=== What is being asked ===
For each line of the data below that contains "xlabel", return that line.

Data shown section start

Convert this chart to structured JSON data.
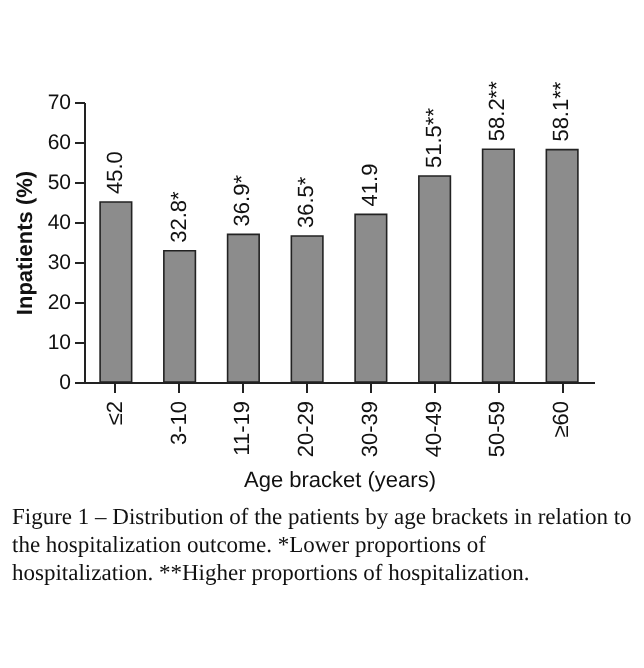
{
  "chart_data": {
    "type": "bar",
    "xlabel": "Age bracket (years)",
    "ylabel": "Inpatients (%)",
    "categories": [
      "≤2",
      "3-10",
      "11-19",
      "20-29",
      "30-39",
      "40-49",
      "50-59",
      "≥60"
    ],
    "values": [
      45.0,
      32.8,
      36.9,
      36.5,
      41.9,
      51.5,
      58.2,
      58.1
    ],
    "value_labels": [
      "45.0",
      "32.8*",
      "36.9*",
      "36.5*",
      "41.9",
      "51.5**",
      "58.2**",
      "58.1**"
    ],
    "color": "#8c8c8c",
    "ylim": [
      0,
      70
    ],
    "yticks": [
      0,
      10,
      20,
      30,
      40,
      50,
      60,
      70
    ],
    "grid": false,
    "annotations": [
      "Figure 1 – Distribution of the patients by age brackets in relation to the hospitalization outcome. *Lower proportions of hospitalization. **Higher proportions of hospitalization."
    ]
  }
}
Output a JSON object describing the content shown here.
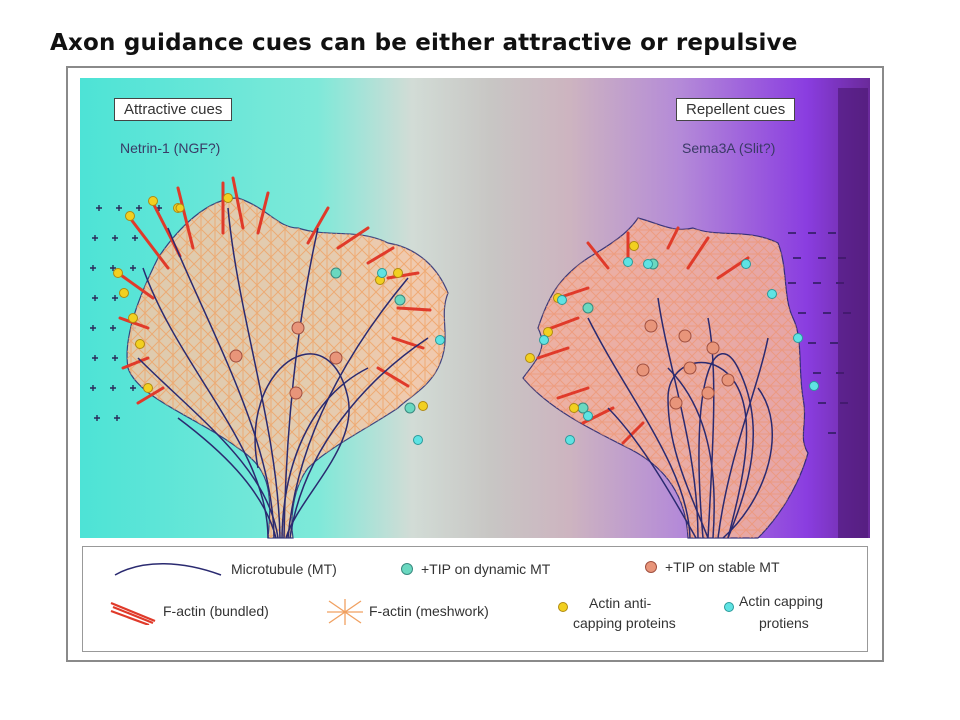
{
  "title": "Axon guidance cues can be either attractive or repulsive",
  "attractive": {
    "box_label": "Attractive cues",
    "cue": "Netrin-1 (NGF?)"
  },
  "repellent": {
    "box_label": "Repellent cues",
    "cue": "Sema3A (Slit?)"
  },
  "legend": {
    "microtubule": "Microtubule (MT)",
    "tip_dynamic": "+TIP on dynamic MT",
    "tip_stable": "+TIP on stable MT",
    "factin_bundled": "F-actin (bundled)",
    "factin_meshwork": "F-actin (meshwork)",
    "anti_capping_1": "Actin anti-",
    "anti_capping_2": "capping proteins",
    "capping_1": "Actin capping",
    "capping_2": "protiens"
  },
  "colors": {
    "attractive_bg": "#4de3d6",
    "repellent_bg": "#8a3de0",
    "microtubule": "#2a2a70",
    "bundled_actin": "#e03a2a",
    "meshwork": "#f0a060",
    "anti_capping": "#f2d020",
    "capping": "#5fe3e3",
    "stable_tip": "#e8957a"
  },
  "icons": [
    "microtubule-icon",
    "tip-dynamic-icon",
    "tip-stable-icon",
    "bundled-actin-icon",
    "meshwork-icon",
    "anti-capping-icon",
    "capping-icon"
  ]
}
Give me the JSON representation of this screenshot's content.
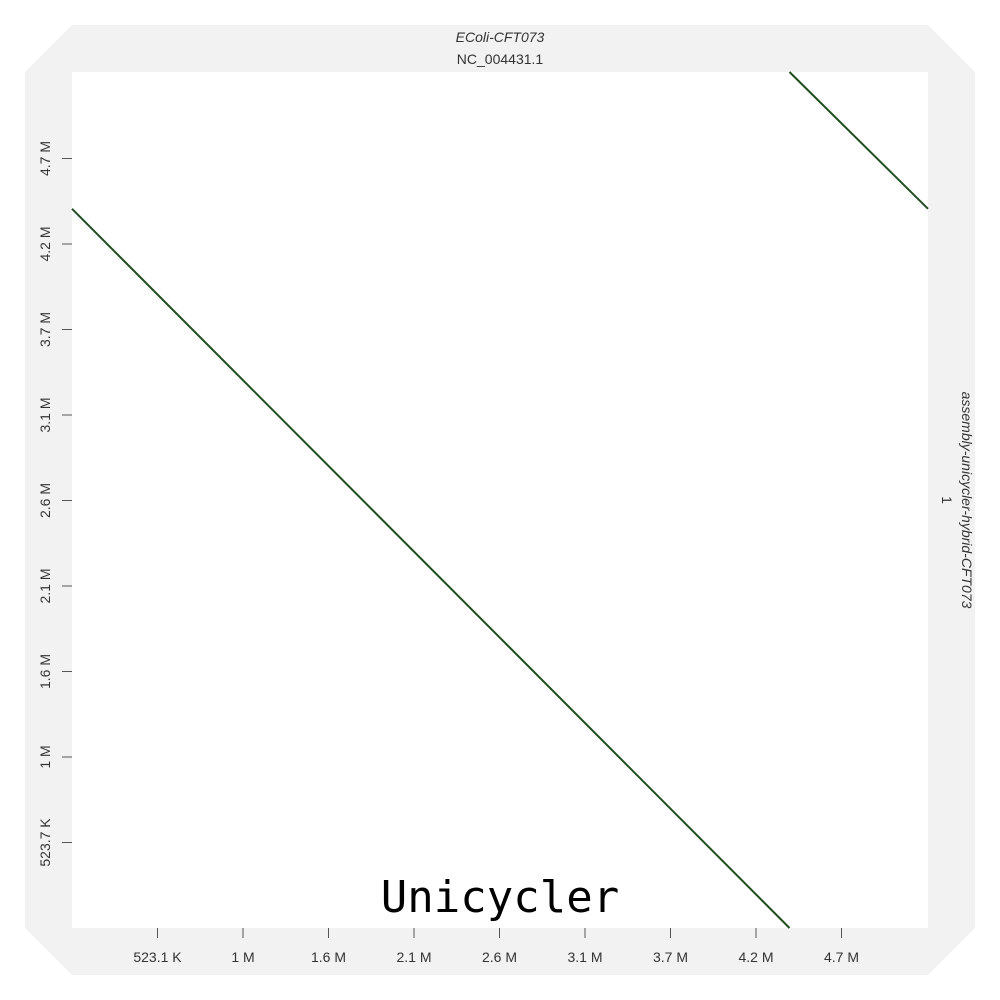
{
  "chart_data": {
    "type": "line",
    "title": "",
    "watermark": "Unicycler",
    "x_axis": {
      "genome_name": "EColi-CFT073",
      "sequence_name": "NC_004431.1",
      "ticks": [
        "523.1 K",
        "1 M",
        "1.6 M",
        "2.1 M",
        "2.6 M",
        "3.1 M",
        "3.7 M",
        "4.2 M",
        "4.7 M"
      ],
      "range_bp": [
        0,
        5231428
      ]
    },
    "y_axis": {
      "genome_name": "assembly-unicycler-hybrid-CFT073",
      "sequence_name": "1",
      "ticks": [
        "523.7 K",
        "1 M",
        "1.6 M",
        "2.1 M",
        "2.6 M",
        "3.1 M",
        "3.7 M",
        "4.2 M",
        "4.7 M"
      ],
      "range_bp": [
        0,
        5237000
      ]
    },
    "series": [
      {
        "x": [
          0,
          4385000
        ],
        "y": [
          4400000,
          0
        ]
      },
      {
        "x": [
          4385000,
          5231428
        ],
        "y": [
          5237000,
          4400000
        ]
      }
    ],
    "grid": false,
    "line_color": "#1f4d1f",
    "frame_color": "#f2f2f2"
  }
}
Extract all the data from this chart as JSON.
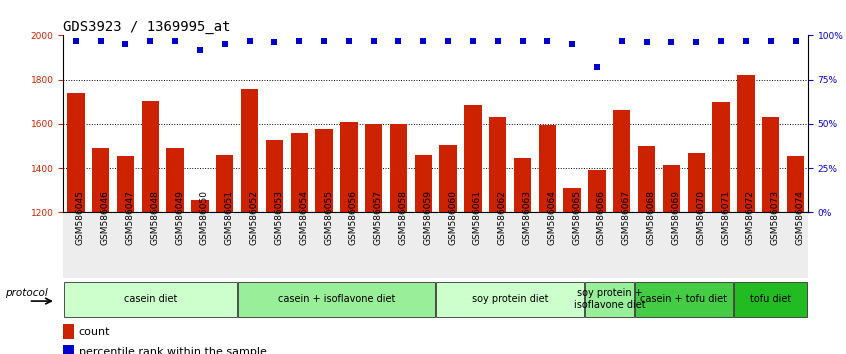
{
  "title": "GDS3923 / 1369995_at",
  "samples": [
    "GSM586045",
    "GSM586046",
    "GSM586047",
    "GSM586048",
    "GSM586049",
    "GSM586050",
    "GSM586051",
    "GSM586052",
    "GSM586053",
    "GSM586054",
    "GSM586055",
    "GSM586056",
    "GSM586057",
    "GSM586058",
    "GSM586059",
    "GSM586060",
    "GSM586061",
    "GSM586062",
    "GSM586063",
    "GSM586064",
    "GSM586065",
    "GSM586066",
    "GSM586067",
    "GSM586068",
    "GSM586069",
    "GSM586070",
    "GSM586071",
    "GSM586072",
    "GSM586073",
    "GSM586074"
  ],
  "counts": [
    1740,
    1490,
    1455,
    1705,
    1490,
    1255,
    1460,
    1760,
    1525,
    1560,
    1575,
    1610,
    1600,
    1600,
    1460,
    1505,
    1685,
    1630,
    1445,
    1595,
    1310,
    1390,
    1665,
    1500,
    1415,
    1470,
    1700,
    1820,
    1630,
    1455
  ],
  "percentile_ranks": [
    97,
    97,
    95,
    97,
    97,
    92,
    95,
    97,
    96,
    97,
    97,
    97,
    97,
    97,
    97,
    97,
    97,
    97,
    97,
    97,
    95,
    82,
    97,
    96,
    96,
    96,
    97,
    97,
    97,
    97
  ],
  "groups": [
    {
      "label": "casein diet",
      "start": 0,
      "end": 7,
      "color": "#ccffcc"
    },
    {
      "label": "casein + isoflavone diet",
      "start": 7,
      "end": 15,
      "color": "#99ee99"
    },
    {
      "label": "soy protein diet",
      "start": 15,
      "end": 21,
      "color": "#ccffcc"
    },
    {
      "label": "soy protein +\nisoflavone diet",
      "start": 21,
      "end": 23,
      "color": "#99ee99"
    },
    {
      "label": "casein + tofu diet",
      "start": 23,
      "end": 27,
      "color": "#44cc44"
    },
    {
      "label": "tofu diet",
      "start": 27,
      "end": 30,
      "color": "#22bb22"
    }
  ],
  "ylim_left": [
    1200,
    2000
  ],
  "ylim_right": [
    0,
    100
  ],
  "yticks_left": [
    1200,
    1400,
    1600,
    1800,
    2000
  ],
  "yticks_right": [
    0,
    25,
    50,
    75,
    100
  ],
  "bar_color": "#cc2200",
  "dot_color": "#0000cc",
  "grid_color": "#000000",
  "bg_color": "#ffffff",
  "title_fontsize": 10,
  "tick_fontsize": 6.5,
  "group_fontsize": 7,
  "left_ylabel_color": "#cc2200",
  "right_ylabel_color": "#0000cc"
}
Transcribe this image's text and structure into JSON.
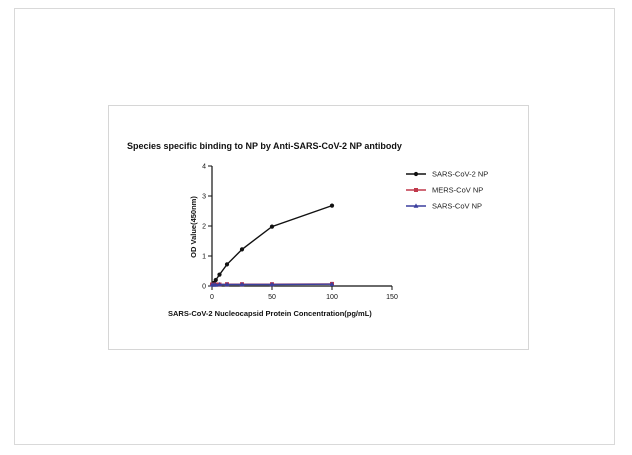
{
  "chart_data": {
    "type": "line",
    "title": "Species specific binding to NP by Anti-SARS-CoV-2 NP antibody",
    "xlabel": "SARS-CoV-2 Nucleocapsid Protein Concentration(pg/mL)",
    "ylabel": "OD Value(450nm)",
    "xlim": [
      0,
      150
    ],
    "ylim": [
      0,
      4
    ],
    "xticks": [
      0,
      50,
      100,
      150
    ],
    "yticks": [
      0,
      1,
      2,
      3,
      4
    ],
    "legend_position": "right",
    "grid": false,
    "series": [
      {
        "name": "SARS-CoV-2 NP",
        "color": "#111111",
        "marker": "circle",
        "x": [
          0,
          1.56,
          3.13,
          6.25,
          12.5,
          25,
          50,
          100
        ],
        "y": [
          0.05,
          0.1,
          0.2,
          0.38,
          0.72,
          1.22,
          1.98,
          2.68
        ]
      },
      {
        "name": "MERS-CoV NP",
        "color": "#c0394b",
        "marker": "square",
        "x": [
          0,
          1.56,
          3.13,
          6.25,
          12.5,
          25,
          50,
          100
        ],
        "y": [
          0.05,
          0.05,
          0.05,
          0.05,
          0.06,
          0.06,
          0.06,
          0.07
        ]
      },
      {
        "name": "SARS-CoV NP",
        "color": "#3b3f9e",
        "marker": "triangle",
        "x": [
          0,
          1.56,
          3.13,
          6.25,
          12.5,
          25,
          50,
          100
        ],
        "y": [
          0.04,
          0.04,
          0.04,
          0.05,
          0.05,
          0.05,
          0.05,
          0.06
        ]
      }
    ]
  }
}
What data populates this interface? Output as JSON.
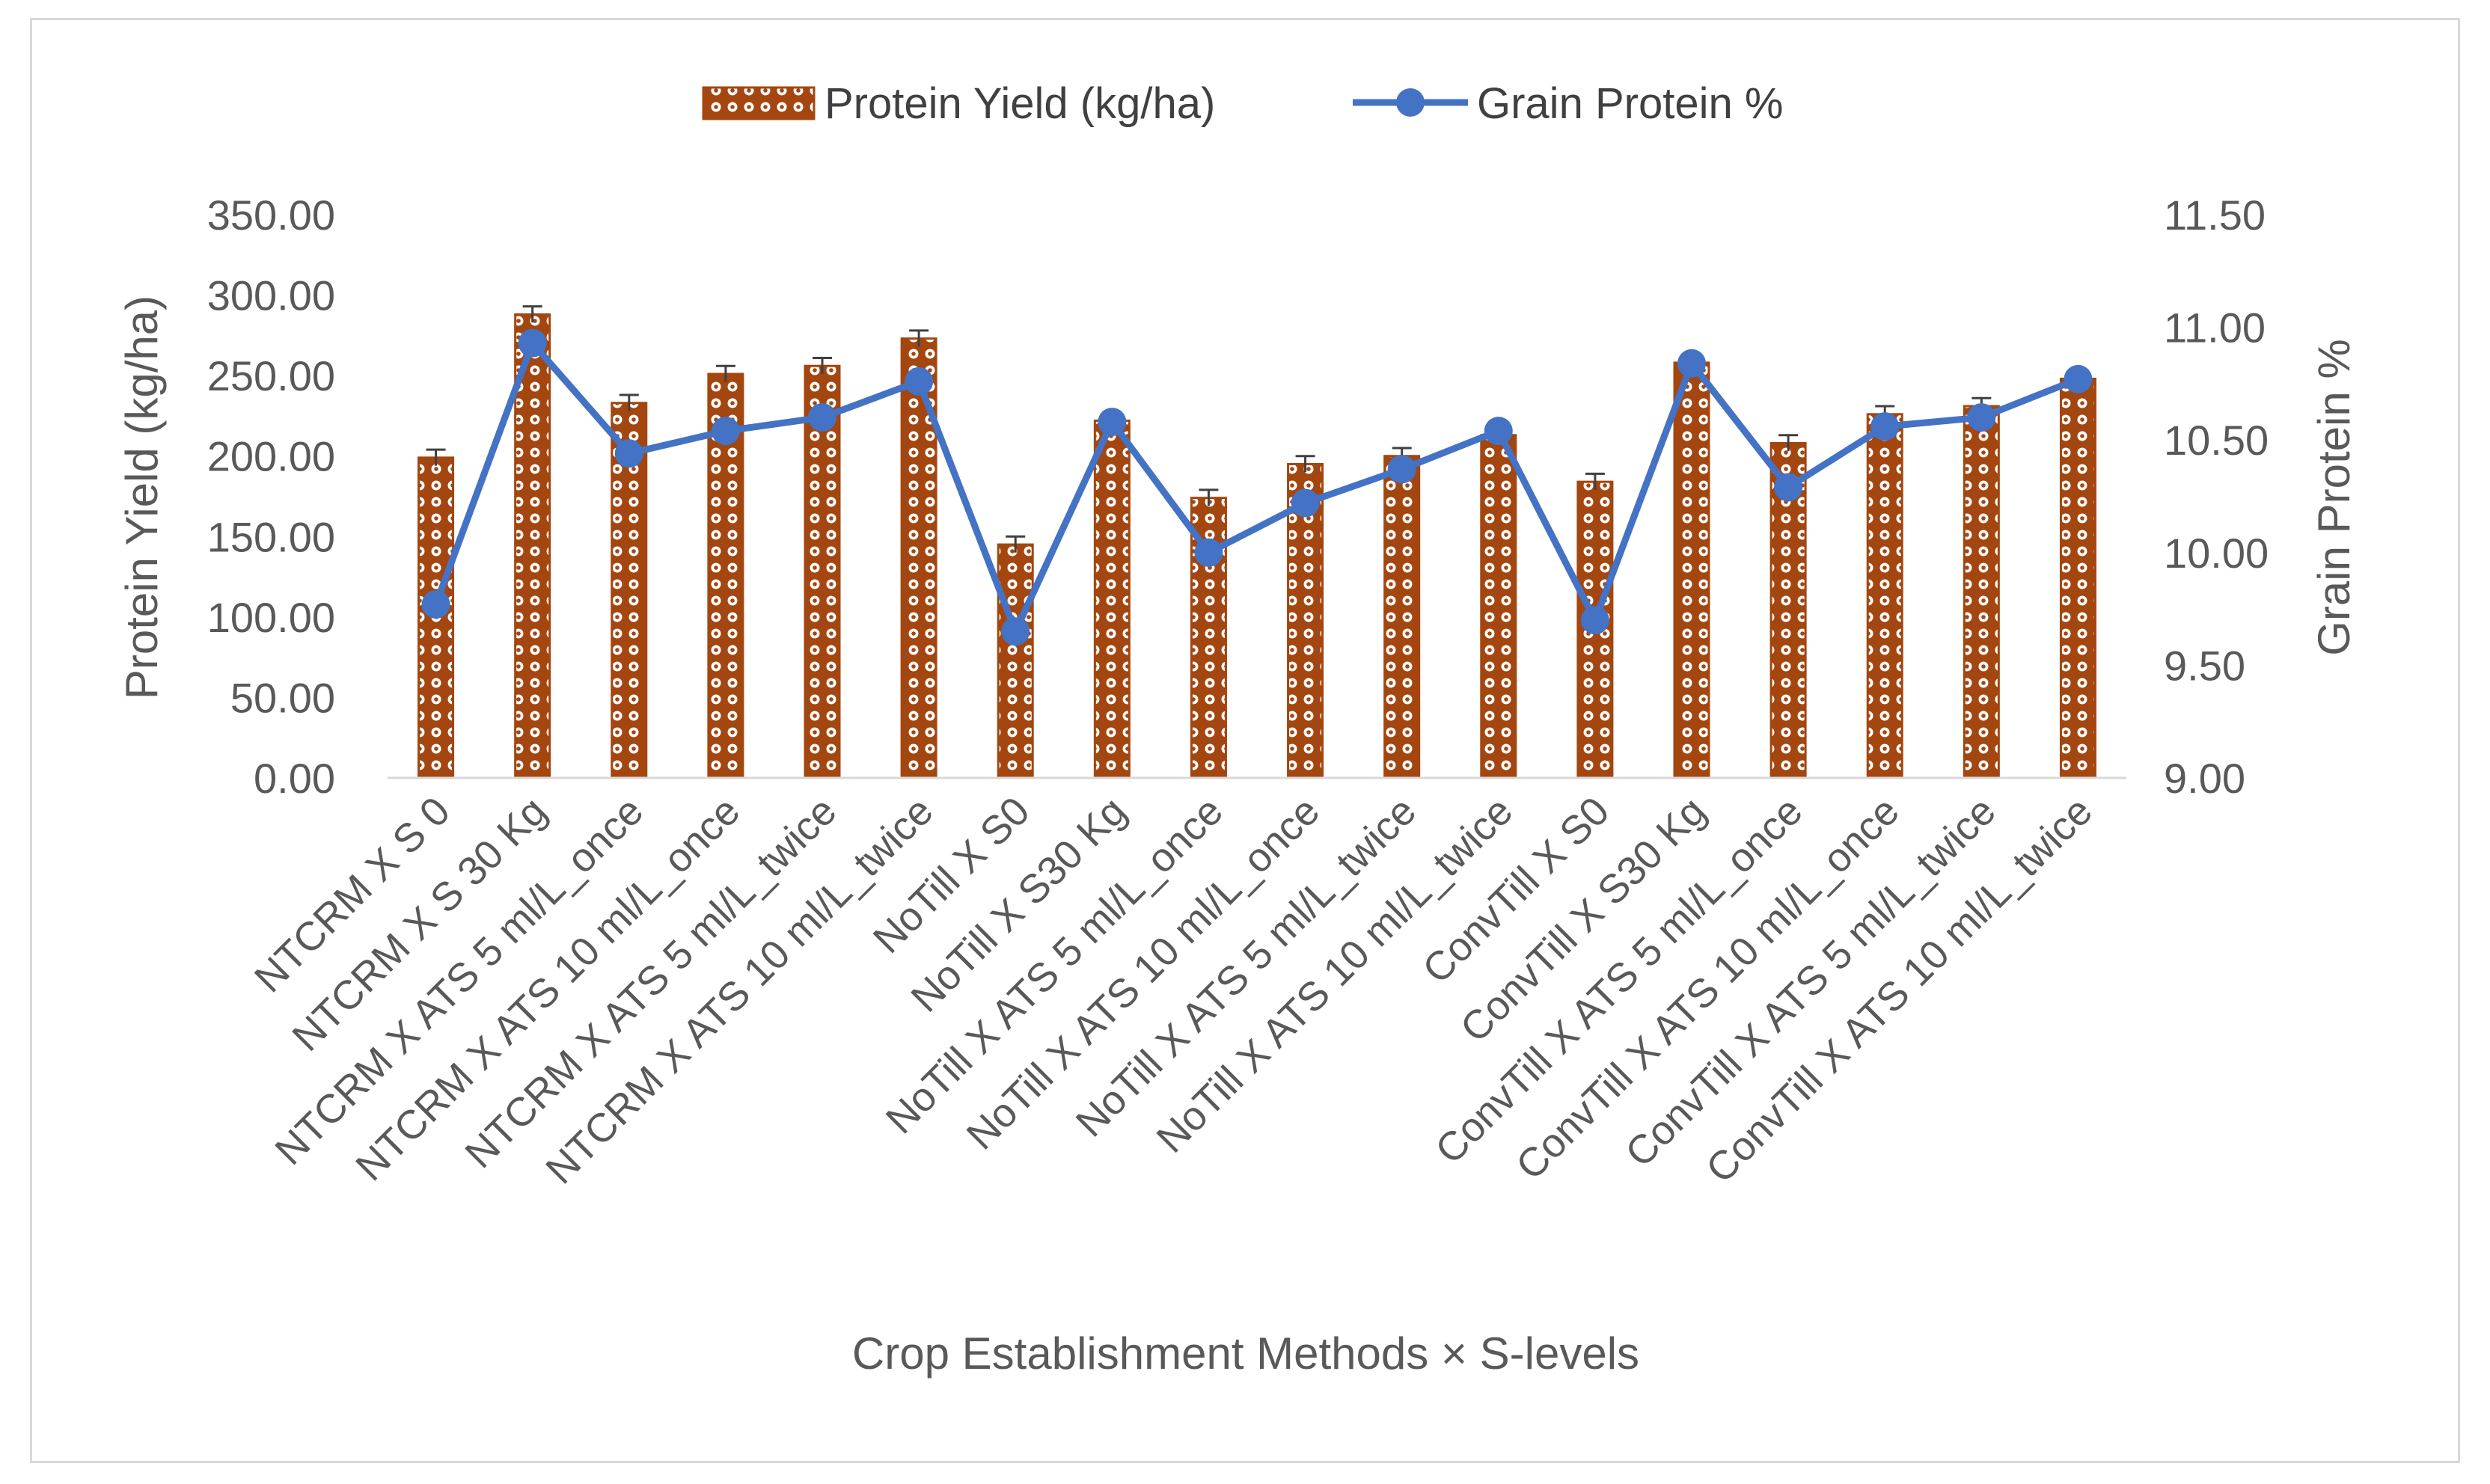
{
  "chart_data": {
    "type": "bar+line",
    "title": "",
    "xlabel": "Crop Establishment Methods × S-levels",
    "ylabel": "Protein Yield (kg/ha)",
    "y2label": "Grain Protein %",
    "ylim": [
      0,
      350
    ],
    "y2lim": [
      9.0,
      11.5
    ],
    "yticks": [
      "0.00",
      "50.00",
      "100.00",
      "150.00",
      "200.00",
      "250.00",
      "300.00",
      "350.00"
    ],
    "y2ticks": [
      "9.00",
      "9.50",
      "10.00",
      "10.50",
      "11.00",
      "11.50"
    ],
    "categories": [
      "NTCRM X S 0",
      "NTCRM X S 30 Kg",
      "NTCRM X ATS 5 ml/L_once",
      "NTCRM X ATS 10 ml/L_once",
      "NTCRM X ATS 5 ml/L_twice",
      "NTCRM X ATS 10 ml/L_twice",
      "NoTill X S0",
      "NoTill X S30 Kg",
      "NoTill X ATS 5 ml/L_once",
      "NoTill X ATS 10 ml/L_once",
      "NoTill X ATS 5 ml/L_twice",
      "NoTill X ATS 10 ml/L_twice",
      "ConvTill X S0",
      "ConvTill X S30 Kg",
      "ConvTill X ATS 5 ml/L_once",
      "ConvTill X ATS 10 ml/L_once",
      "ConvTill X ATS 5 ml/L_twice",
      "ConvTill X ATS 10 ml/L_twice"
    ],
    "series": [
      {
        "name": "Protein Yield (kg/ha)",
        "type": "bar",
        "axis": "left",
        "values": [
          199,
          288,
          233,
          251,
          256,
          273,
          145,
          222,
          174,
          195,
          200,
          213,
          184,
          258,
          208,
          226,
          231,
          248
        ],
        "error": [
          5,
          5,
          5,
          5,
          5,
          5,
          5,
          5,
          5,
          5,
          5,
          5,
          5,
          5,
          5,
          5,
          5,
          5
        ]
      },
      {
        "name": "Grain Protein %",
        "type": "line",
        "axis": "right",
        "values": [
          9.77,
          10.93,
          10.44,
          10.54,
          10.6,
          10.76,
          9.65,
          10.58,
          10.0,
          10.22,
          10.37,
          10.54,
          9.7,
          10.84,
          10.29,
          10.56,
          10.6,
          10.77
        ]
      }
    ],
    "colors": {
      "bar": "#a3460f",
      "bar_pattern": "#ffffff",
      "line": "#4472c4",
      "axis": "#d9d9d9",
      "text": "#595959"
    },
    "legend": {
      "position": "top",
      "bar_label": "Protein Yield (kg/ha)",
      "line_label": "Grain Protein %"
    }
  }
}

Data shown section end

=== Answer space ===
    "xlabel": "Age bracket (years)",
    "xlabel": "SARS-CoV-2 Nucleocapsid Protein Concentration(pg/mL)",
    "xlabel": "Crop Establishment Methods × S-levels",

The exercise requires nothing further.